# What this task involves:
Output the entries verbatim, from the first line of the entries through the line containing "217, 400, 267]", both ends included.

# Raw data:
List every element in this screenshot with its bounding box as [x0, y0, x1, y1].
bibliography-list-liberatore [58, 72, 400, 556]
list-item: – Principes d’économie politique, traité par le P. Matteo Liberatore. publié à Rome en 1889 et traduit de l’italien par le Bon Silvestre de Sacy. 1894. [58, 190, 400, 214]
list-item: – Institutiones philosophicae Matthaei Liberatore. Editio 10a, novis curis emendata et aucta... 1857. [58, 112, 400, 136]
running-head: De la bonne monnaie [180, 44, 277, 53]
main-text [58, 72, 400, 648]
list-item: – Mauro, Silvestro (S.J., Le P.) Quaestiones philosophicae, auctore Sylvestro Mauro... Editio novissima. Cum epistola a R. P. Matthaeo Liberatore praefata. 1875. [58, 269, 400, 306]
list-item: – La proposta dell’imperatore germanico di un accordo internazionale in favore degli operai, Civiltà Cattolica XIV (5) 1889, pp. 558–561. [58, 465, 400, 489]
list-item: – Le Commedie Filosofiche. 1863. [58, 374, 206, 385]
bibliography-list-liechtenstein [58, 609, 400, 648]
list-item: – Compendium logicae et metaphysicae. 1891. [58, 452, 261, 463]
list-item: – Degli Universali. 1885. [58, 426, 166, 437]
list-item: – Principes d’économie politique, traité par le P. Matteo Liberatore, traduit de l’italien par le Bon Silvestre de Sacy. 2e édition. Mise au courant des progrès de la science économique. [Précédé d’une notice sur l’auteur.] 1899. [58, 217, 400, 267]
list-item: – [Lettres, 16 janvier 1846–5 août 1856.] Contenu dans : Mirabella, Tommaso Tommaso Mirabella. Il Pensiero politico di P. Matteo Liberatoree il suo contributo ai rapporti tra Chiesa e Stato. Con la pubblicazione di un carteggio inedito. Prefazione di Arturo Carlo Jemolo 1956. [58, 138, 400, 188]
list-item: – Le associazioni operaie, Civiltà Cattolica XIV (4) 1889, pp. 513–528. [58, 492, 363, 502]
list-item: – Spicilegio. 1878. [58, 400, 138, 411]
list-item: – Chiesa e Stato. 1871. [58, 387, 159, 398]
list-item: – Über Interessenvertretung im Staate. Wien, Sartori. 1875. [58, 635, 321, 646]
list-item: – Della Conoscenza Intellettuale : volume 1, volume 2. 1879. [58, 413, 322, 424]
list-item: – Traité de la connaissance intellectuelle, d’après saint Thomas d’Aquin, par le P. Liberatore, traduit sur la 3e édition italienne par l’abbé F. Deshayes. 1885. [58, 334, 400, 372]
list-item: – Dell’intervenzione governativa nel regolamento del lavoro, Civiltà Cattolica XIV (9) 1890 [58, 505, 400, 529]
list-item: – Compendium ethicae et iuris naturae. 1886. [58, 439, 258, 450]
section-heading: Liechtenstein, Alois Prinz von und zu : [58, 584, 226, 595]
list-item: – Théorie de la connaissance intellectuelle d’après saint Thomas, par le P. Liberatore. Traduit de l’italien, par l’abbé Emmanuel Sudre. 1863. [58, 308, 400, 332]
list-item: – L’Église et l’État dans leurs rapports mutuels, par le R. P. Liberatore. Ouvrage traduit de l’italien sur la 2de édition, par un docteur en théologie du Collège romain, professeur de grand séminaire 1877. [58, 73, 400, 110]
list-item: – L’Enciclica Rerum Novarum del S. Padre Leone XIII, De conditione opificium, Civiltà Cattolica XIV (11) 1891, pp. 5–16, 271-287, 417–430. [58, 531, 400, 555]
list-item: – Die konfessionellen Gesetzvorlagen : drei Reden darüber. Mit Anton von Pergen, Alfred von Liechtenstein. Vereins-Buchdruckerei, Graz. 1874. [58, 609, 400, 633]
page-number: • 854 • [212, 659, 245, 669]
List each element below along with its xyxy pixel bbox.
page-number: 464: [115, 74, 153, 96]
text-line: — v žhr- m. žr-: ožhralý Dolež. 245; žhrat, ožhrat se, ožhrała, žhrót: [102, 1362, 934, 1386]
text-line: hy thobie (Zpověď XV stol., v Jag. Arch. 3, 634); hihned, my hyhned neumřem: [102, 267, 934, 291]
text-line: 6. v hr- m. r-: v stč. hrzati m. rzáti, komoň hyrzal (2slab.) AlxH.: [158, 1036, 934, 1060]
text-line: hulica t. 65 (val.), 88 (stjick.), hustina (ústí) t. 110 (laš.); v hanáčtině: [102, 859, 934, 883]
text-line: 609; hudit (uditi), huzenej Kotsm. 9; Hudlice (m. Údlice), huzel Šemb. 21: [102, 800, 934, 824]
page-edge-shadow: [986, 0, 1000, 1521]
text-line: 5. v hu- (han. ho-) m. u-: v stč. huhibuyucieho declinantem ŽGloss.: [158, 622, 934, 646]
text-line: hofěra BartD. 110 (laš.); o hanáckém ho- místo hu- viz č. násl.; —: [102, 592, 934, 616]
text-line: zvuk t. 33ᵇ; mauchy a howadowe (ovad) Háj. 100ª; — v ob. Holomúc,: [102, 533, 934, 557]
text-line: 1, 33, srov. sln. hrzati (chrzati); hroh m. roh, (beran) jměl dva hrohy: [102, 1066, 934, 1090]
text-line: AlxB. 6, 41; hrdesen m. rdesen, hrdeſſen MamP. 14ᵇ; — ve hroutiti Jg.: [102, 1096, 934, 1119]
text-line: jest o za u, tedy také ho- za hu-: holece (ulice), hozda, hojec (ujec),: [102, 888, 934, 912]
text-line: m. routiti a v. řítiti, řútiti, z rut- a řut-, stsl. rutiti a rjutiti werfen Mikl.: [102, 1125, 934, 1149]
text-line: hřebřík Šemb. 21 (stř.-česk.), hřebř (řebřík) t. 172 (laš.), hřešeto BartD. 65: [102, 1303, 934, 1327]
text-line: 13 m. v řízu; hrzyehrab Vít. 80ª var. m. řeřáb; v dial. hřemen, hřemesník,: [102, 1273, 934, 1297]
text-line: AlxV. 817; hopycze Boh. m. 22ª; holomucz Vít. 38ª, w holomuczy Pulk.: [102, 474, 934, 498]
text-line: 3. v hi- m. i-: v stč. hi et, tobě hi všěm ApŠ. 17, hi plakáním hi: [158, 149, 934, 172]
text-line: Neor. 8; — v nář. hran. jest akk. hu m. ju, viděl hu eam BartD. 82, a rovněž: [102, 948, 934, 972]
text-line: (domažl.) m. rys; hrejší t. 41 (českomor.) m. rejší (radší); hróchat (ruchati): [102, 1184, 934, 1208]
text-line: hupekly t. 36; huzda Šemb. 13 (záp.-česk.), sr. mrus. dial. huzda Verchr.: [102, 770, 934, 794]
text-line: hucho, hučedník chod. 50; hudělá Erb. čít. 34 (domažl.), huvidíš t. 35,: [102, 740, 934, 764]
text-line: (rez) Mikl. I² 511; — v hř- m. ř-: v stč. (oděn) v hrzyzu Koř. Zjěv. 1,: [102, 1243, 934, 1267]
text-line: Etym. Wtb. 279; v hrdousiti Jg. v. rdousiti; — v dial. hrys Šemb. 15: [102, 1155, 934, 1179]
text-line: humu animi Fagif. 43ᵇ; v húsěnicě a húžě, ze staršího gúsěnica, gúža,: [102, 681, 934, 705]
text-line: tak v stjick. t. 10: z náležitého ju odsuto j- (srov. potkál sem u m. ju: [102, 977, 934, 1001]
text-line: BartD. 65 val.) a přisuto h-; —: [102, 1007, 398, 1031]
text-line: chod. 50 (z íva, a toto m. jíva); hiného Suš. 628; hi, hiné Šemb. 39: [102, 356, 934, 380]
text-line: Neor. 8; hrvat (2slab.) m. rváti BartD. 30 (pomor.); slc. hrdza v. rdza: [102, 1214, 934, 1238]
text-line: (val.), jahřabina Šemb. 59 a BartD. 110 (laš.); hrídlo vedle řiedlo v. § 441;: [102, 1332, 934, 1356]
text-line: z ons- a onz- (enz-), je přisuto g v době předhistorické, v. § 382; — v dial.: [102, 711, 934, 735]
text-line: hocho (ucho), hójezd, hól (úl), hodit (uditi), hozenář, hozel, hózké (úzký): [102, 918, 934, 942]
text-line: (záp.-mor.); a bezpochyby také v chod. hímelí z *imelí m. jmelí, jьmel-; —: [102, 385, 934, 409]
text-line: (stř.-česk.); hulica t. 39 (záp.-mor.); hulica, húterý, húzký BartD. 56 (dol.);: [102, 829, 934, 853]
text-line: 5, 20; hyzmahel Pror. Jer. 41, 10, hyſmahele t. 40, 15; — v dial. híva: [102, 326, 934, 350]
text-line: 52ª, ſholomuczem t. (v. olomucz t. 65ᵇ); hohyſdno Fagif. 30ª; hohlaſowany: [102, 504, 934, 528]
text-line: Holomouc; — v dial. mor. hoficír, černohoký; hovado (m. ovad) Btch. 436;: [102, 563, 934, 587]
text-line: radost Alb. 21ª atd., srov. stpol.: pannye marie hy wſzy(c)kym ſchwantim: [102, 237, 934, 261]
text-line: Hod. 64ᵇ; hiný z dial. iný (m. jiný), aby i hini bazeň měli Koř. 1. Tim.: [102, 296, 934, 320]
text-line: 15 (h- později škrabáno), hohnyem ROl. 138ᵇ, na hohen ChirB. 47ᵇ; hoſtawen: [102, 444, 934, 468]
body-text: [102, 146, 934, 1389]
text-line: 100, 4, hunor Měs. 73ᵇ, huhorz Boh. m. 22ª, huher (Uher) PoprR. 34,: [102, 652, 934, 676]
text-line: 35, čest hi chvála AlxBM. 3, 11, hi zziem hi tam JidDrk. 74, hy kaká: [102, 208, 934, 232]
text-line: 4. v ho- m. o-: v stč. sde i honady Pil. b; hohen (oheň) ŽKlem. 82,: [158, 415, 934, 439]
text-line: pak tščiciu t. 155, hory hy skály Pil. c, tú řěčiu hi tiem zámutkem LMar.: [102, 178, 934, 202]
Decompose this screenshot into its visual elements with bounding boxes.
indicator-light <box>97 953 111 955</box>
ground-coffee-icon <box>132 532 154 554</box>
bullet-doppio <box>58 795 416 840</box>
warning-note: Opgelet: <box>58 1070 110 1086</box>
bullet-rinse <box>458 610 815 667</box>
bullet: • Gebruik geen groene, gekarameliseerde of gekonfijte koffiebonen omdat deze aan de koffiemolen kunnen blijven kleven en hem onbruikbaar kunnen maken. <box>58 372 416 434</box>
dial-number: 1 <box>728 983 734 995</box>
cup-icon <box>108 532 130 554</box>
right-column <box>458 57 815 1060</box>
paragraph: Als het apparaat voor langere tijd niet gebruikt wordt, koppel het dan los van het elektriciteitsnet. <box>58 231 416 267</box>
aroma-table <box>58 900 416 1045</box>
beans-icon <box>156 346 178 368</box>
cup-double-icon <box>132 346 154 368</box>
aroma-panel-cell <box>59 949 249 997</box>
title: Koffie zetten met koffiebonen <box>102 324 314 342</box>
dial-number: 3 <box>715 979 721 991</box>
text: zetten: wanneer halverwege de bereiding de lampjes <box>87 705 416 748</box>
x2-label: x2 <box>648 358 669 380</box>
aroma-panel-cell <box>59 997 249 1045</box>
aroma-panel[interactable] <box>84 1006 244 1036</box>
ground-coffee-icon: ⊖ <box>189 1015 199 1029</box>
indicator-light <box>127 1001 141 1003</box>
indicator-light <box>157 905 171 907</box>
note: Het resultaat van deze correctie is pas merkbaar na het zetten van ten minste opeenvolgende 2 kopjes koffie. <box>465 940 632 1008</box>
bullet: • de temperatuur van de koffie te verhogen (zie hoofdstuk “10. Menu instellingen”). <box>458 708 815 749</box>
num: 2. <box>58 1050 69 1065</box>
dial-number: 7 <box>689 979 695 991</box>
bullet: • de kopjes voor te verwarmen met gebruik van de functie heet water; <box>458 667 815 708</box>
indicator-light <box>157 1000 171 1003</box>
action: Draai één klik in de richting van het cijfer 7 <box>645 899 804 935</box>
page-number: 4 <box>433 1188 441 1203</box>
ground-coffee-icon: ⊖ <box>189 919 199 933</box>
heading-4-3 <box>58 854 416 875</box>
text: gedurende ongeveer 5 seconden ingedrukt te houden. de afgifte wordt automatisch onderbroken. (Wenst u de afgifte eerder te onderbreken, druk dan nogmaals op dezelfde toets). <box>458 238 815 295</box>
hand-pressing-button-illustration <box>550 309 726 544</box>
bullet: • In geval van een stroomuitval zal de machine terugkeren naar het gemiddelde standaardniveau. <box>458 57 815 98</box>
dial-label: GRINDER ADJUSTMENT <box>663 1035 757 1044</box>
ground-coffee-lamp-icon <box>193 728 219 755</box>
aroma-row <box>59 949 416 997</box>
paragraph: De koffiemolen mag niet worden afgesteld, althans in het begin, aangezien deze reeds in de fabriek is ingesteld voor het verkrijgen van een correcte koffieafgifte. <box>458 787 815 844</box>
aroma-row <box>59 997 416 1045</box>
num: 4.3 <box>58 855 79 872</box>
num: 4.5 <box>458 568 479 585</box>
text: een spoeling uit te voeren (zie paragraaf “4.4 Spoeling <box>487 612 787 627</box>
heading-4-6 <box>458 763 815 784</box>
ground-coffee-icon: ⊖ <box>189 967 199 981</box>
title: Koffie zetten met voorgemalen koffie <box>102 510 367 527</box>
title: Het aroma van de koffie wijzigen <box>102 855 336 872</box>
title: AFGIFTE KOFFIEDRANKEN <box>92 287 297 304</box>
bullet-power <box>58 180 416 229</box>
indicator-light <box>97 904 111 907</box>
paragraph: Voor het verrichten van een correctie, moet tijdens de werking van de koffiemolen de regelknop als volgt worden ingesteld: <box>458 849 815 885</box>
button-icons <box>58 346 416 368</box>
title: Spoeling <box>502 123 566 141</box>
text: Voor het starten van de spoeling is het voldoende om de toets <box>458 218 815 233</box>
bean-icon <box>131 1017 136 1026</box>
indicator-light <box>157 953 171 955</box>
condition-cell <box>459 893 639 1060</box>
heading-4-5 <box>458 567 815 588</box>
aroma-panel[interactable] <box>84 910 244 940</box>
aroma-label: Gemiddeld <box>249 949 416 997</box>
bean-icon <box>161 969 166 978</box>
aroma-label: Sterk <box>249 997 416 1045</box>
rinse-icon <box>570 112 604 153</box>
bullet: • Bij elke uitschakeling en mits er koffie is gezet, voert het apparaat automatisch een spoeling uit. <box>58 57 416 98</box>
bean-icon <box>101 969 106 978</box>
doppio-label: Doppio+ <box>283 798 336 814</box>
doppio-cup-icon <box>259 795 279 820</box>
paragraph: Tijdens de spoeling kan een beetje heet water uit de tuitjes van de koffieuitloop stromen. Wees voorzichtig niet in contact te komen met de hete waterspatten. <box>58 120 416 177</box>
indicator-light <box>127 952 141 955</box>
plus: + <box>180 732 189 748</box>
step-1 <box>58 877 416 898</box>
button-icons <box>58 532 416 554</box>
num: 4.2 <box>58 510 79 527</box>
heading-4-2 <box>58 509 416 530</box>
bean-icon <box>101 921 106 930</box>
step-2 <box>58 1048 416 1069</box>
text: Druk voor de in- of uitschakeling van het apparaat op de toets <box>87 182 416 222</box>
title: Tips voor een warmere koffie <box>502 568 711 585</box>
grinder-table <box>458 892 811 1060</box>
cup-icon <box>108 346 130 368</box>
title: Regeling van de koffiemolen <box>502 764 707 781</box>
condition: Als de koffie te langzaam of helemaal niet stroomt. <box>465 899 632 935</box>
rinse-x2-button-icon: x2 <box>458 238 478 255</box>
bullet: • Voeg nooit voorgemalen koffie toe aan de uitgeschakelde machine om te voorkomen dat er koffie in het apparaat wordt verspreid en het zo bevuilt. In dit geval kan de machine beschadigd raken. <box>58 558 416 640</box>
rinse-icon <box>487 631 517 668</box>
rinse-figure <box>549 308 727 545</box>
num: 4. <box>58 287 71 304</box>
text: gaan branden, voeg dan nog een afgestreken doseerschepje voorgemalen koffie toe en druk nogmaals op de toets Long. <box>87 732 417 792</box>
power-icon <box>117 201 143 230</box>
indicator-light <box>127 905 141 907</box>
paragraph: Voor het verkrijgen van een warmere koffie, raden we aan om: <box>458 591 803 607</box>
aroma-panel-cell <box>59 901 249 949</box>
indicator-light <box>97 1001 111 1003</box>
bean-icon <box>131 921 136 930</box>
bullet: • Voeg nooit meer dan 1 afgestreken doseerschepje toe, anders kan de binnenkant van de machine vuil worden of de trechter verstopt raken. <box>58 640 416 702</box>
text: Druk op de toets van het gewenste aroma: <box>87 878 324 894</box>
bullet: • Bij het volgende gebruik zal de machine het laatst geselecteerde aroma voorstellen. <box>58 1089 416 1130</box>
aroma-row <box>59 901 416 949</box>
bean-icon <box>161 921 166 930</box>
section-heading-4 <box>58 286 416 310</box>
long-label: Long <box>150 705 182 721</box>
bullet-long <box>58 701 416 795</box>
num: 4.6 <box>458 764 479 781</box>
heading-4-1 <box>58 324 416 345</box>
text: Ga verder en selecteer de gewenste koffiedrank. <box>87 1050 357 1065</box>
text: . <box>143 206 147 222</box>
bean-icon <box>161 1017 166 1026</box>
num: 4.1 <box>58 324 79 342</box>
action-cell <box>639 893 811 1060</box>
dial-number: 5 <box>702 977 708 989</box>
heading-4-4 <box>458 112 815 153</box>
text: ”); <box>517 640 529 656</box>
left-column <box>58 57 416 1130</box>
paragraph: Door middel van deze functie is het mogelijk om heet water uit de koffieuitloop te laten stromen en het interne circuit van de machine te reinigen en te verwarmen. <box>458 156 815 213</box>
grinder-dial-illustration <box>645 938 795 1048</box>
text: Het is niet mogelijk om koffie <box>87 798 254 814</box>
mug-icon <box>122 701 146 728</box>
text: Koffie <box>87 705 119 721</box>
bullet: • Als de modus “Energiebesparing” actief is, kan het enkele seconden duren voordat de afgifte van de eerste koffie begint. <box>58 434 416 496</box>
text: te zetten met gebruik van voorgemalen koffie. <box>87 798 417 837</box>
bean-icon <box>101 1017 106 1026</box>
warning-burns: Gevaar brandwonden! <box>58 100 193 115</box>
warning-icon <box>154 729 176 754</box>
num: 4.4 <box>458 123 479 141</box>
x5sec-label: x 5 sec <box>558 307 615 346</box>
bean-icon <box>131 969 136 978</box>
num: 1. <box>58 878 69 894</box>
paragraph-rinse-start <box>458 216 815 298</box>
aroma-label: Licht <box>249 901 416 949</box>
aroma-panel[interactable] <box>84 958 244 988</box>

# Answer to the exercise:
List every element in this screenshot with its bounding box as [x0, y0, x1, y1].
bibliography-list-liberatore [58, 72, 400, 556]
list-item: – Principes d’économie politique, traité par le P. Matteo Liberatore. publié à Rome en 1889 et traduit de l’italien par le Bon Silvestre de Sacy. 1894. [58, 190, 400, 214]
list-item: – Institutiones philosophicae Matthaei Liberatore. Editio 10a, novis curis emendata et aucta... 1857. [58, 112, 400, 136]
running-head: De la bonne monnaie [180, 44, 277, 53]
main-text [58, 72, 400, 648]
list-item: – Mauro, Silvestro (S.J., Le P.) Quaestiones philosophicae, auctore Sylvestro Mauro... Editio novissima. Cum epistola a R. P. Matthaeo Liberatore praefata. 1875. [58, 269, 400, 306]
list-item: – La proposta dell’imperatore germanico di un accordo internazionale in favore degli operai, Civiltà Cattolica XIV (5) 1889, pp. 558–561. [58, 465, 400, 489]
list-item: – Le Commedie Filosofiche. 1863. [58, 374, 206, 385]
bibliography-list-liechtenstein [58, 609, 400, 648]
list-item: – Compendium logicae et metaphysicae. 1891. [58, 452, 261, 463]
list-item: – Degli Universali. 1885. [58, 426, 166, 437]
list-item: – Principes d’économie politique, traité par le P. Matteo Liberatore, traduit de l’italien par le Bon Silvestre de Sacy. 2e édition. Mise au courant des progrès de la science économique. [Précédé d’une notice sur l’auteur.] 1899. [58, 217, 400, 267]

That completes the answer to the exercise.